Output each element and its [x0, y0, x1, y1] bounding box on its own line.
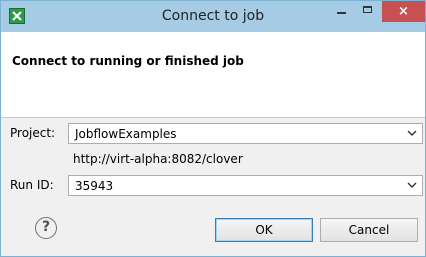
project-value: JobflowExamples — [75, 127, 177, 141]
ok-button[interactable]: OK — [215, 218, 313, 242]
runid-value: 35943 — [75, 179, 114, 193]
dialog-window: Connect to job × Connect to running or f… — [0, 0, 426, 257]
runid-label: Run ID: — [10, 178, 54, 192]
minimize-button[interactable] — [328, 1, 355, 22]
close-icon: × — [398, 4, 409, 19]
project-combo[interactable]: JobflowExamples — [68, 123, 423, 144]
project-label: Project: — [10, 126, 56, 140]
chevron-down-icon — [407, 130, 417, 136]
close-button[interactable]: × — [382, 1, 425, 22]
title-bar[interactable]: Connect to job × — [1, 1, 425, 32]
cancel-button[interactable]: Cancel — [320, 218, 418, 242]
maximize-button[interactable] — [355, 1, 381, 22]
minimize-icon — [337, 12, 346, 14]
chevron-down-icon — [407, 182, 417, 188]
header-title: Connect to running or finished job — [12, 54, 244, 68]
server-url: http://virt-alpha:8082/clover — [73, 152, 243, 166]
dialog-header: Connect to running or finished job — [1, 32, 425, 118]
help-icon[interactable]: ? — [35, 217, 57, 239]
maximize-icon — [363, 6, 372, 13]
runid-combo[interactable]: 35943 — [68, 175, 423, 196]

What is being asked >> Copy every line of the records above character for character, omitting the picture.

Solution >>
Output each element and its [x0, y0, x1, y1] bounding box on its own line.
project-value: JobflowExamples — [75, 127, 177, 141]
ok-button[interactable]: OK — [215, 218, 313, 242]
runid-value: 35943 — [75, 179, 114, 193]
dialog-window: Connect to job × Connect to running or f… — [0, 0, 426, 257]
runid-label: Run ID: — [10, 178, 54, 192]
minimize-button[interactable] — [328, 1, 355, 22]
close-icon: × — [398, 4, 409, 19]
project-combo[interactable]: JobflowExamples — [68, 123, 423, 144]
project-label: Project: — [10, 126, 56, 140]
chevron-down-icon — [407, 130, 417, 136]
close-button[interactable]: × — [382, 1, 425, 22]
title-bar[interactable]: Connect to job × — [1, 1, 425, 32]
cancel-button[interactable]: Cancel — [320, 218, 418, 242]
maximize-button[interactable] — [355, 1, 381, 22]
minimize-icon — [337, 12, 346, 14]
chevron-down-icon — [407, 182, 417, 188]
header-title: Connect to running or finished job — [12, 54, 244, 68]
server-url: http://virt-alpha:8082/clover — [73, 152, 243, 166]
dialog-header: Connect to running or finished job — [1, 32, 425, 118]
help-icon[interactable]: ? — [35, 217, 57, 239]
maximize-icon — [363, 6, 372, 13]
runid-combo[interactable]: 35943 — [68, 175, 423, 196]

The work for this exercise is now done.